- _REQUIRED TASK_: From the records, pick out and copy each line containing "侯老师淘宝美工Ps教程".

- _DATA TO PROCESS_:
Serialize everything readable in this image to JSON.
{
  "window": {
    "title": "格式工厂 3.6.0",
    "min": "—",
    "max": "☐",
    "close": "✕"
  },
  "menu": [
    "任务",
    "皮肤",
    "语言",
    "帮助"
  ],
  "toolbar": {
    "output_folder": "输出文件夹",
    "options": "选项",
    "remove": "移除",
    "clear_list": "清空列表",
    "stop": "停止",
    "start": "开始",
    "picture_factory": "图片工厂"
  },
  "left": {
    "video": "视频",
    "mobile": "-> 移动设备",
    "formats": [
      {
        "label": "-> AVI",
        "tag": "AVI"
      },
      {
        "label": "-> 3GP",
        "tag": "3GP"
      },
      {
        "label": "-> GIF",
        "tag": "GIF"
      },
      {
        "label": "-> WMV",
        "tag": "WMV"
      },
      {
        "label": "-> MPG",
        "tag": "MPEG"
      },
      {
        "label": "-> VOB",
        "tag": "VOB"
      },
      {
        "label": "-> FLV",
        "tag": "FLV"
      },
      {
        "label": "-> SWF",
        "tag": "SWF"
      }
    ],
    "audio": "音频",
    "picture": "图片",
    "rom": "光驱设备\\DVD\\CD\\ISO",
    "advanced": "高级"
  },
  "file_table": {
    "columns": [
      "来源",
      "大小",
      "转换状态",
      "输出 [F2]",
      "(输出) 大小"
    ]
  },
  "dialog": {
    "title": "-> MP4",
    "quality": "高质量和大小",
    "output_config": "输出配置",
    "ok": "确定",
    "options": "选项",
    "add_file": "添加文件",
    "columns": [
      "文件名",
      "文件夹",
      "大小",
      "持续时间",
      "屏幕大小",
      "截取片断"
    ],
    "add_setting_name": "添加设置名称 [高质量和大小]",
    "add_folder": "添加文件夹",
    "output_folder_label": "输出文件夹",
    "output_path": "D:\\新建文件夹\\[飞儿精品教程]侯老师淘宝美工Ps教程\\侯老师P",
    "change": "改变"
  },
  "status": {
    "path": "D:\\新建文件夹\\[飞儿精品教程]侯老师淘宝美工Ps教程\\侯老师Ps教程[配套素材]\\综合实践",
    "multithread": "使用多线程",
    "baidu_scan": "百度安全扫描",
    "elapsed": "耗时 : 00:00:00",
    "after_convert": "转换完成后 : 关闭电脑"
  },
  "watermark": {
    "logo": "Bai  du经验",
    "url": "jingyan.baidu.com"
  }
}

- _WRITTEN SOLUTION_:
    "output_path": "D:\\新建文件夹\\[飞儿精品教程]侯老师淘宝美工Ps教程\\侯老师P",
    "path": "D:\\新建文件夹\\[飞儿精品教程]侯老师淘宝美工Ps教程\\侯老师Ps教程[配套素材]\\综合实践",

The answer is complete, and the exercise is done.